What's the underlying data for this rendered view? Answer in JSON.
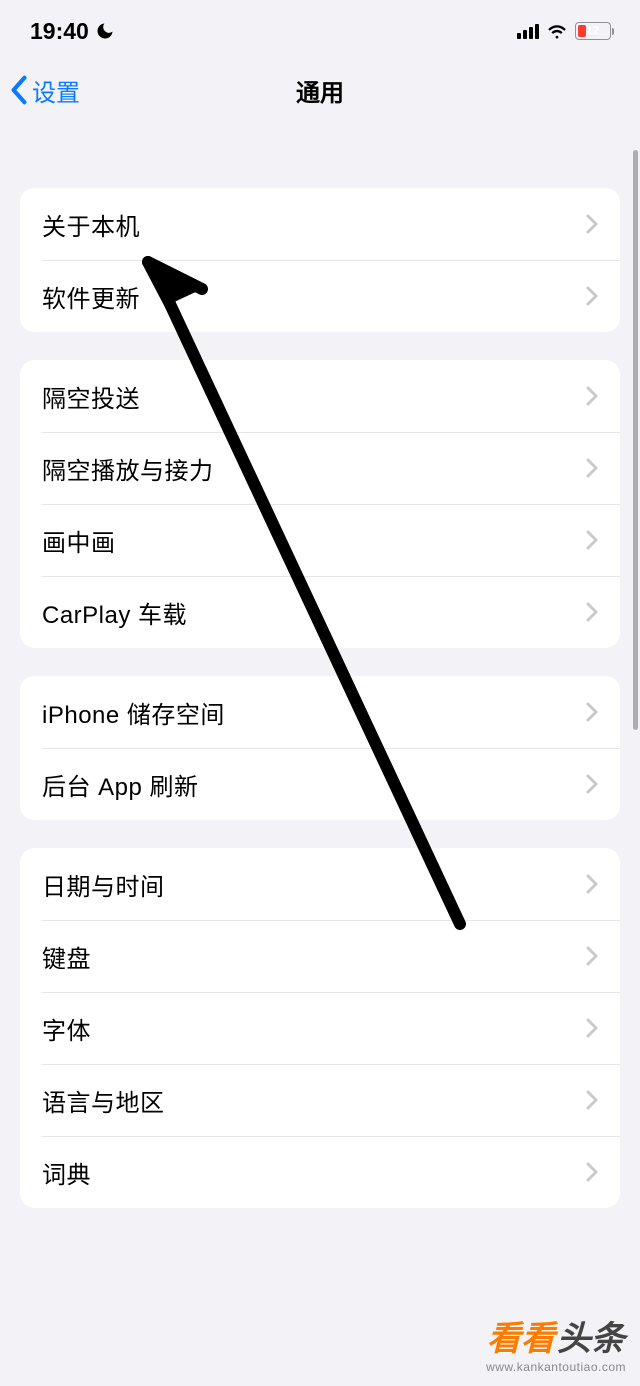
{
  "status": {
    "time": "19:40",
    "battery_percent": "12"
  },
  "nav": {
    "back_label": "设置",
    "title": "通用"
  },
  "groups": [
    {
      "items": [
        {
          "label": "关于本机"
        },
        {
          "label": "软件更新"
        }
      ]
    },
    {
      "items": [
        {
          "label": "隔空投送"
        },
        {
          "label": "隔空播放与接力"
        },
        {
          "label": "画中画"
        },
        {
          "label": "CarPlay 车载"
        }
      ]
    },
    {
      "items": [
        {
          "label": "iPhone 储存空间"
        },
        {
          "label": "后台 App 刷新"
        }
      ]
    },
    {
      "items": [
        {
          "label": "日期与时间"
        },
        {
          "label": "键盘"
        },
        {
          "label": "字体"
        },
        {
          "label": "语言与地区"
        },
        {
          "label": "词典"
        }
      ]
    }
  ],
  "watermark": {
    "brand_a": "看看",
    "brand_b": "头条",
    "url": "www.kankantoutiao.com"
  }
}
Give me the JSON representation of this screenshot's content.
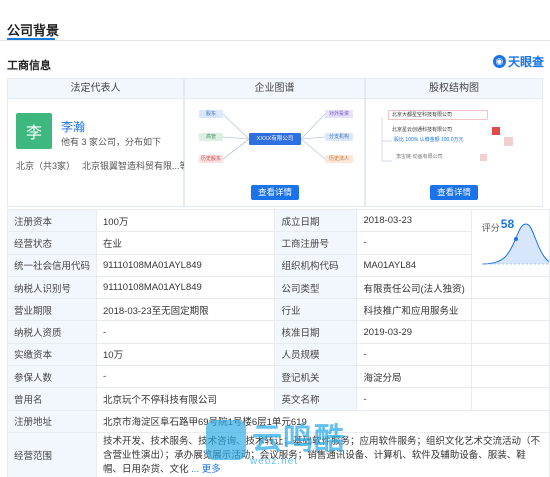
{
  "header": {
    "title": "公司背景",
    "subtitle": "工商信息",
    "brand": "天眼查"
  },
  "panels": {
    "legal_rep": {
      "head": "法定代表人",
      "avatar_char": "李",
      "name": "李瀚",
      "desc": "他有 3 家公司，分布如下",
      "loc": "北京（共3家）",
      "loc_detail": "北京银翼智造科贸有限...等"
    },
    "graph": {
      "head": "企业图谱",
      "button": "查看详情",
      "center": "XXXX有限公司",
      "left_nodes": [
        "股东",
        "高管",
        "历史股东"
      ],
      "right_nodes": [
        "对外投资",
        "分支机构",
        "历史法人"
      ]
    },
    "equity": {
      "head": "股权结构图",
      "button": "查看详情",
      "top": "北京大都星空科技有限公司",
      "mid": "北京星云创通科技有限公司",
      "mid_sub": "股比 100%   认缴金额 100.0万元",
      "bottom": "李宝链·动画有限公司"
    }
  },
  "table": {
    "rows": [
      {
        "k1": "注册资本",
        "v1": "100万",
        "k2": "成立日期",
        "v2": "2018-03-23"
      },
      {
        "k1": "经营状态",
        "v1": "在业",
        "k2": "工商注册号",
        "v2": "-"
      },
      {
        "k1": "统一社会信用代码",
        "v1": "91110108MA01AYL849",
        "k2": "组织机构代码",
        "v2": "MA01AYL84"
      },
      {
        "k1": "纳税人识别号",
        "v1": "91110108MA01AYL849",
        "k2": "公司类型",
        "v2": "有限责任公司(法人独资)"
      },
      {
        "k1": "营业期限",
        "v1": "2018-03-23至无固定期限",
        "k2": "行业",
        "v2": "科技推广和应用服务业"
      },
      {
        "k1": "纳税人资质",
        "v1": "-",
        "k2": "核准日期",
        "v2": "2019-03-29"
      },
      {
        "k1": "实缴资本",
        "v1": "10万",
        "k2": "人员规模",
        "v2": "-"
      },
      {
        "k1": "参保人数",
        "v1": "-",
        "k2": "登记机关",
        "v2": "海淀分局"
      },
      {
        "k1": "曾用名",
        "v1": "北京玩个不停科技有限公司",
        "k2": "英文名称",
        "v2": "-"
      }
    ],
    "address": {
      "k": "注册地址",
      "v": "北京市海淀区阜石路甲69号院1号楼6层1单元619"
    },
    "scope": {
      "k": "经营范围",
      "v": "技术开发、技术服务、技术咨询、技术转让；基础软件服务；应用软件服务；组织文化艺术交流活动（不含营业性演出）；承办展览展示活动；会议服务；销售通讯设备、计算机、软件及辅助设备、服装、鞋帽、日用杂货、文化",
      "more": "... 更多"
    },
    "score": {
      "label": "评分",
      "value": "58"
    }
  },
  "watermark": {
    "text": "云鸣酷",
    "url": "webz.net"
  }
}
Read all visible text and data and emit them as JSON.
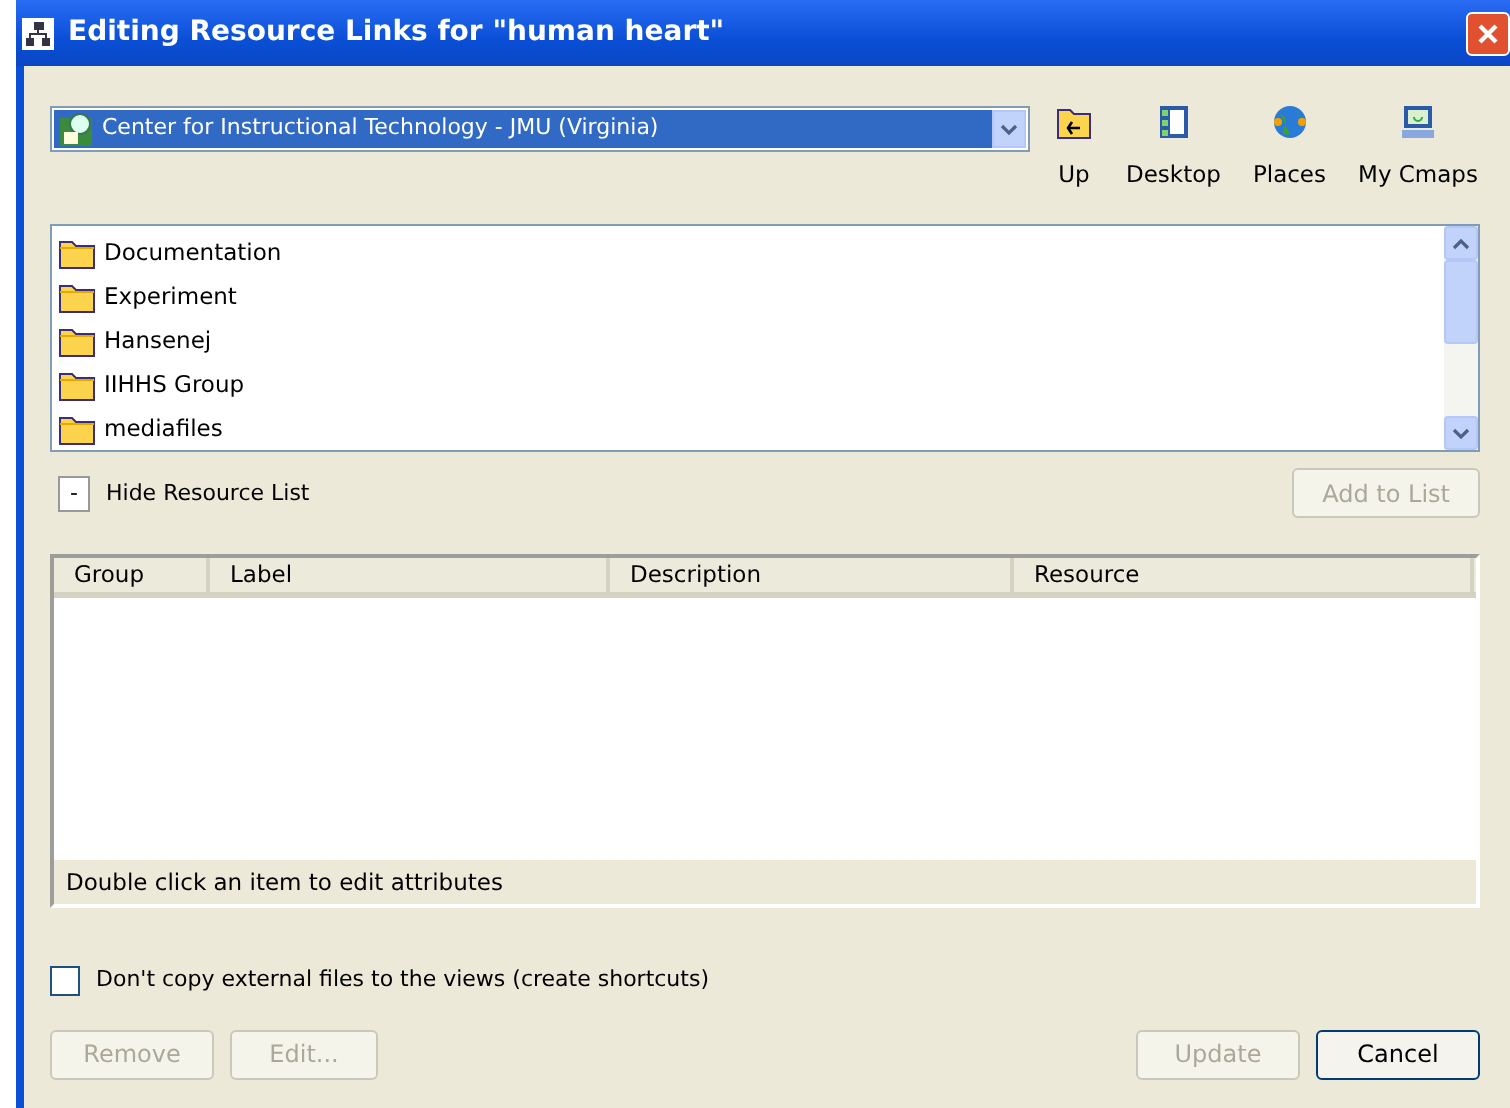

****************************************

## [What to do]
Work out how many lines of the data above hold the word "text", and write only the count.

## [Result of this exercise]
2